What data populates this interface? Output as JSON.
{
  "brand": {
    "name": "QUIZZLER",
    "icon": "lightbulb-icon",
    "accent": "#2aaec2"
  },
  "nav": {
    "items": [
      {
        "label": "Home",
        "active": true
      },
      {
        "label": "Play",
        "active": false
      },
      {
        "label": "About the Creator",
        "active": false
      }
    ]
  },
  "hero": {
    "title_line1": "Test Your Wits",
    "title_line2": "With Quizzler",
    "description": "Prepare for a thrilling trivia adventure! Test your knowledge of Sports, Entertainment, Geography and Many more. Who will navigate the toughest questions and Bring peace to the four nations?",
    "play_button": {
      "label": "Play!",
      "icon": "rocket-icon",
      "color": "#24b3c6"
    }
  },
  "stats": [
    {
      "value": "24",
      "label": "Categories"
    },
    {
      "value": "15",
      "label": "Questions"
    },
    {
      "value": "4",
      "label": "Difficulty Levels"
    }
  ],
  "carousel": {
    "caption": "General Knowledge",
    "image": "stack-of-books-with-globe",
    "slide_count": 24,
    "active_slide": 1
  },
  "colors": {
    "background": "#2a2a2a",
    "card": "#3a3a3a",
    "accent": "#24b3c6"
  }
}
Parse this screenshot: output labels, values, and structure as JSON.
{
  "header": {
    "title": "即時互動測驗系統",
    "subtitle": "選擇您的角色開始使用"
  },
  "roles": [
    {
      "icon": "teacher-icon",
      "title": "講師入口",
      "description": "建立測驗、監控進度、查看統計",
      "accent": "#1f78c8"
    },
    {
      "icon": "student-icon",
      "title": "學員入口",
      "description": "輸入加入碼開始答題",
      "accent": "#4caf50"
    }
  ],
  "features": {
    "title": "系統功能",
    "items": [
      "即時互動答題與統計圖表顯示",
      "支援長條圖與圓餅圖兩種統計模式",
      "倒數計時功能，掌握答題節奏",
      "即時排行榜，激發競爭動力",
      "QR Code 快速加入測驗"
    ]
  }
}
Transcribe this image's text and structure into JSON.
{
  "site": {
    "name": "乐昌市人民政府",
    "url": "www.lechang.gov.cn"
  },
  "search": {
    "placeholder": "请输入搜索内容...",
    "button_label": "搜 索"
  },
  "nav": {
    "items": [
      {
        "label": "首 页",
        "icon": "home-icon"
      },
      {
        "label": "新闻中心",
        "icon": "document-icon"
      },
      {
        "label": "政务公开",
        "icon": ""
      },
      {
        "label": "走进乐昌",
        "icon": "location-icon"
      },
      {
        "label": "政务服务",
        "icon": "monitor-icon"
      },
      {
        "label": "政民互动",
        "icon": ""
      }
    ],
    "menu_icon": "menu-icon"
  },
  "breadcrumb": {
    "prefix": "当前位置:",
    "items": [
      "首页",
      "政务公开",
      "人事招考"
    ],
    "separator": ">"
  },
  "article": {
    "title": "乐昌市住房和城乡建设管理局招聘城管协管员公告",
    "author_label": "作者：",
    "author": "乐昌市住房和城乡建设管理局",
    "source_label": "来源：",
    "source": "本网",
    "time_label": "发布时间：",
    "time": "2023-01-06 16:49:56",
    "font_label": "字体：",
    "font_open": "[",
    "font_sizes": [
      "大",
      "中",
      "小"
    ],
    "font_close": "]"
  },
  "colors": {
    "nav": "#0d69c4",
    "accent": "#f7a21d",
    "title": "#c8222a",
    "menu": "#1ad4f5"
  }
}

□ □ □ □ □

## Instructions to follow
Repeat the material in full, exactly as it stands.

## Problem solution
What data populates this interface? Output as JSON.
{
  "brand": {
    "name": "QUIZZLER",
    "icon": "lightbulb-icon",
    "accent": "#2aaec2"
  },
  "nav": {
    "items": [
      {
        "label": "Home",
        "active": true
      },
      {
        "label": "Play",
        "active": false
      },
      {
        "label": "About the Creator",
        "active": false
      }
    ]
  },
  "hero": {
    "title_line1": "Test Your Wits",
    "title_line2": "With Quizzler",
    "description": "Prepare for a thrilling trivia adventure! Test your knowledge of Sports, Entertainment, Geography and Many more. Who will navigate the toughest questions and Bring peace to the four nations?",
    "play_button": {
      "label": "Play!",
      "icon": "rocket-icon",
      "color": "#24b3c6"
    }
  },
  "stats": [
    {
      "value": "24",
      "label": "Categories"
    },
    {
      "value": "15",
      "label": "Questions"
    },
    {
      "value": "4",
      "label": "Difficulty Levels"
    }
  ],
  "carousel": {
    "caption": "General Knowledge",
    "image": "stack-of-books-with-globe",
    "slide_count": 24,
    "active_slide": 1
  },
  "colors": {
    "background": "#2a2a2a",
    "card": "#3a3a3a",
    "accent": "#24b3c6"
  }
}
Parse this screenshot: output labels, values, and structure as JSON.
{
  "header": {
    "title": "即時互動測驗系統",
    "subtitle": "選擇您的角色開始使用"
  },
  "roles": [
    {
      "icon": "teacher-icon",
      "title": "講師入口",
      "description": "建立測驗、監控進度、查看統計",
      "accent": "#1f78c8"
    },
    {
      "icon": "student-icon",
      "title": "學員入口",
      "description": "輸入加入碼開始答題",
      "accent": "#4caf50"
    }
  ],
  "features": {
    "title": "系統功能",
    "items": [
      "即時互動答題與統計圖表顯示",
      "支援長條圖與圓餅圖兩種統計模式",
      "倒數計時功能，掌握答題節奏",
      "即時排行榜，激發競爭動力",
      "QR Code 快速加入測驗"
    ]
  }
}
Transcribe this image's text and structure into JSON.
{
  "site": {
    "name": "乐昌市人民政府",
    "url": "www.lechang.gov.cn"
  },
  "search": {
    "placeholder": "请输入搜索内容...",
    "button_label": "搜 索"
  },
  "nav": {
    "items": [
      {
        "label": "首 页",
        "icon": "home-icon"
      },
      {
        "label": "新闻中心",
        "icon": "document-icon"
      },
      {
        "label": "政务公开",
        "icon": ""
      },
      {
        "label": "走进乐昌",
        "icon": "location-icon"
      },
      {
        "label": "政务服务",
        "icon": "monitor-icon"
      },
      {
        "label": "政民互动",
        "icon": ""
      }
    ],
    "menu_icon": "menu-icon"
  },
  "breadcrumb": {
    "prefix": "当前位置:",
    "items": [
      "首页",
      "政务公开",
      "人事招考"
    ],
    "separator": ">"
  },
  "article": {
    "title": "乐昌市住房和城乡建设管理局招聘城管协管员公告",
    "author_label": "作者：",
    "author": "乐昌市住房和城乡建设管理局",
    "source_label": "来源：",
    "source": "本网",
    "time_label": "发布时间：",
    "time": "2023-01-06 16:49:56",
    "font_label": "字体：",
    "font_open": "[",
    "font_sizes": [
      "大",
      "中",
      "小"
    ],
    "font_close": "]"
  },
  "colors": {
    "nav": "#0d69c4",
    "accent": "#f7a21d",
    "title": "#c8222a",
    "menu": "#1ad4f5"
  }
}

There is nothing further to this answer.